# Task prompt
Find every line with the string "خدمت" in it, count them, and reply with that count only.

# Records provided
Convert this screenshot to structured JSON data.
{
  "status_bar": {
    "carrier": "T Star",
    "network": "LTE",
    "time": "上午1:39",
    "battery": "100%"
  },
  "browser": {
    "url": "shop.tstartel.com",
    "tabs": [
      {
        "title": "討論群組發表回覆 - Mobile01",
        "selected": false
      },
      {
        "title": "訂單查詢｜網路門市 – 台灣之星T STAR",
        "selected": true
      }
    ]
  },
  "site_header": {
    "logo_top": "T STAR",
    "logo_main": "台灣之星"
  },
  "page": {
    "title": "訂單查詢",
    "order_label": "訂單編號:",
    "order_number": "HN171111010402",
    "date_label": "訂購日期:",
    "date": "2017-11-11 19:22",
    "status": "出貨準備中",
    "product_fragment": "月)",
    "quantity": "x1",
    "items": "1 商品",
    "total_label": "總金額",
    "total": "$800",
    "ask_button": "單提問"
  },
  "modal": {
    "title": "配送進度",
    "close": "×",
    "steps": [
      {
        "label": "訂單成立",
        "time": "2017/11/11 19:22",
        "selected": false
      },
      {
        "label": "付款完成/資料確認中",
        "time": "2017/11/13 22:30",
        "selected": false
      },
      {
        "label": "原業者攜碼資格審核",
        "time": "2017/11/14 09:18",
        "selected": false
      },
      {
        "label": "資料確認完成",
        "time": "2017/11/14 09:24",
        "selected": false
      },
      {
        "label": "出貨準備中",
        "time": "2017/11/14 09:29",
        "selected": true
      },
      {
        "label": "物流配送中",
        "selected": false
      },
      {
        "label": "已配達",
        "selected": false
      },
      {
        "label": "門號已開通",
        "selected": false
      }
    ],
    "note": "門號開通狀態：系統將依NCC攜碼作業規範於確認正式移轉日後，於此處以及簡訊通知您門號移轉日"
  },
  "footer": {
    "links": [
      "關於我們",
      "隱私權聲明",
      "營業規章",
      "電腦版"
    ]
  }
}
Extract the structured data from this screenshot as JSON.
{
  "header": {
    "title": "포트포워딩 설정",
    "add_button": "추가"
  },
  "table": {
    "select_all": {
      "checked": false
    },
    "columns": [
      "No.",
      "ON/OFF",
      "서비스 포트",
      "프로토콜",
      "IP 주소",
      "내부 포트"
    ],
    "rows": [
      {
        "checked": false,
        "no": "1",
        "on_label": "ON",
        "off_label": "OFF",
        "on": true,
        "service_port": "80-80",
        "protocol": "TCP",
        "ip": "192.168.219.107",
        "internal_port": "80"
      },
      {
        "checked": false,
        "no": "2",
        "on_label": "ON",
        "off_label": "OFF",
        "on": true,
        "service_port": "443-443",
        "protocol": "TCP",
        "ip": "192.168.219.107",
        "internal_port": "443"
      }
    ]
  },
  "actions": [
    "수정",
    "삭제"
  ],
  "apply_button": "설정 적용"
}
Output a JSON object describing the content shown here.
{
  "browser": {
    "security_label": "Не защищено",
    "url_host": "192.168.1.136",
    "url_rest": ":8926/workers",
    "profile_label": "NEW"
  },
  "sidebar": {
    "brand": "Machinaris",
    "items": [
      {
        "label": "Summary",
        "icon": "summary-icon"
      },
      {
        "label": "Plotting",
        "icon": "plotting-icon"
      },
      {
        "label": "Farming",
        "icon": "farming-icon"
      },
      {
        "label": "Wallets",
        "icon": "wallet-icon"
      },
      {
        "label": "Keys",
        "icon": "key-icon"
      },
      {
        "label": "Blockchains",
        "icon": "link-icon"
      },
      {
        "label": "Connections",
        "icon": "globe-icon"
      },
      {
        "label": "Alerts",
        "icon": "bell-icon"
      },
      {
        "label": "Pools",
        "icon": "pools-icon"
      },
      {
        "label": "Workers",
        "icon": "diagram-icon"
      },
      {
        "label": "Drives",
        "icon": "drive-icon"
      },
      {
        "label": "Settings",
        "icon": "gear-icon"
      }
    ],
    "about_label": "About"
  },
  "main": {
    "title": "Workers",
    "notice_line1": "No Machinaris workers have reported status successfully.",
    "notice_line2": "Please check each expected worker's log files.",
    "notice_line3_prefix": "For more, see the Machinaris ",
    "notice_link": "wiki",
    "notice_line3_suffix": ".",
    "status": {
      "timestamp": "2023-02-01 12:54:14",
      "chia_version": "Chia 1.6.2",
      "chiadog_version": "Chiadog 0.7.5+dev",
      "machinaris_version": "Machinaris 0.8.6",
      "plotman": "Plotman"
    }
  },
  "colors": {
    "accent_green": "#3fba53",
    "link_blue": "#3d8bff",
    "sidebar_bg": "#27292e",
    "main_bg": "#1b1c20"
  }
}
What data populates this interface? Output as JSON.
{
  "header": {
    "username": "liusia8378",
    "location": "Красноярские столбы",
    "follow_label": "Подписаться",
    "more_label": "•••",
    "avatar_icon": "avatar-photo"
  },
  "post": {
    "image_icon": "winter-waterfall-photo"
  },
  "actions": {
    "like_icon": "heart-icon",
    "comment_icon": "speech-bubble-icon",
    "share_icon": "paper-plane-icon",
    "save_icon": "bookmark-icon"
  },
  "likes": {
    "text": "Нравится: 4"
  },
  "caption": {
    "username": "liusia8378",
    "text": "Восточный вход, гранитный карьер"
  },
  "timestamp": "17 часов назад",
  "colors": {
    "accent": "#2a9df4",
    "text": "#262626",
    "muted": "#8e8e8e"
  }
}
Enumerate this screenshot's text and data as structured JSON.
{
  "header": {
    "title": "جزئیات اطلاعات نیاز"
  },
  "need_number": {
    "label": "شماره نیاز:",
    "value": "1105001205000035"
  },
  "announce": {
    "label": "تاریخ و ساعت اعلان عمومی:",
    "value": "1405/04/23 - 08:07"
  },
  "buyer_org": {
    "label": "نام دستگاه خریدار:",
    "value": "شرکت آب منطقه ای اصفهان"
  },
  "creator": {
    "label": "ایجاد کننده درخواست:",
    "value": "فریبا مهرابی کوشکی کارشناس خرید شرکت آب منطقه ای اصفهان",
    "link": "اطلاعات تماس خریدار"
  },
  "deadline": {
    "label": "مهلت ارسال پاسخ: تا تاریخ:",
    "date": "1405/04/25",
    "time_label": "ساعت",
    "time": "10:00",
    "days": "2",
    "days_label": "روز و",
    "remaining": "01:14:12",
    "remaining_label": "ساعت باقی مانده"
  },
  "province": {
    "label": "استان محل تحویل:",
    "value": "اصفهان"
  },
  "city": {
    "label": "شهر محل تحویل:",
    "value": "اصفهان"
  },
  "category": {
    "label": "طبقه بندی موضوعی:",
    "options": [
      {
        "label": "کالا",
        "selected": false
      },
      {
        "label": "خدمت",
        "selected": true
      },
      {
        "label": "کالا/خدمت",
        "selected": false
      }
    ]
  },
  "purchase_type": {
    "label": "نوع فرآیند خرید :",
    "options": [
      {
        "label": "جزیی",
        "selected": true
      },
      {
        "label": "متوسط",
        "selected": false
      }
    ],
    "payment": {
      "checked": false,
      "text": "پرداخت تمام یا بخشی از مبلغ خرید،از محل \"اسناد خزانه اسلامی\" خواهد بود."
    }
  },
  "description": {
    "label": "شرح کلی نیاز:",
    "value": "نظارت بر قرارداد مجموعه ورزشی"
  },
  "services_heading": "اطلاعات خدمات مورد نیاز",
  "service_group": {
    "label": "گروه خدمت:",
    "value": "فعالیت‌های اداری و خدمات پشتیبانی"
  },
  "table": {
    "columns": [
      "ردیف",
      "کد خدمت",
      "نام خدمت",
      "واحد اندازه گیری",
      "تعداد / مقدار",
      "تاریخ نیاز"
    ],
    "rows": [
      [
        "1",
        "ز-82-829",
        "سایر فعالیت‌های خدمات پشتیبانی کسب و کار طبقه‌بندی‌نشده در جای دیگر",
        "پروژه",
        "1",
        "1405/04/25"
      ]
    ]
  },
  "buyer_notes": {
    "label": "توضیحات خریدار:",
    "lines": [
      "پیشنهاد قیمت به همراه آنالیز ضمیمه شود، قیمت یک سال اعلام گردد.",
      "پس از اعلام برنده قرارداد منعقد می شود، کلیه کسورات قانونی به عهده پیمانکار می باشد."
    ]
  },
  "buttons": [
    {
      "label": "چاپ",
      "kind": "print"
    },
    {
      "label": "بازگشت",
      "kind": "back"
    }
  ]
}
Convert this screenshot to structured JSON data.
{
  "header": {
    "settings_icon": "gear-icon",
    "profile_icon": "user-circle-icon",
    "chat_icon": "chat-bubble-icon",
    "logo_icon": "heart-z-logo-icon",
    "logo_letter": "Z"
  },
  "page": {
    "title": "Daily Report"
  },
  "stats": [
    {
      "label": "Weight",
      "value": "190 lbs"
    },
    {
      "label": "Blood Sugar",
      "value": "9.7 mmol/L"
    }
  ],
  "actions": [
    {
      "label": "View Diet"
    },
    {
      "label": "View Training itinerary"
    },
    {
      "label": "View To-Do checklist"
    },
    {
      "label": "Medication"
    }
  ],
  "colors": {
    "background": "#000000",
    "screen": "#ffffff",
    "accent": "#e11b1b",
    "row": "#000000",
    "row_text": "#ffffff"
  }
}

# Solved problem
5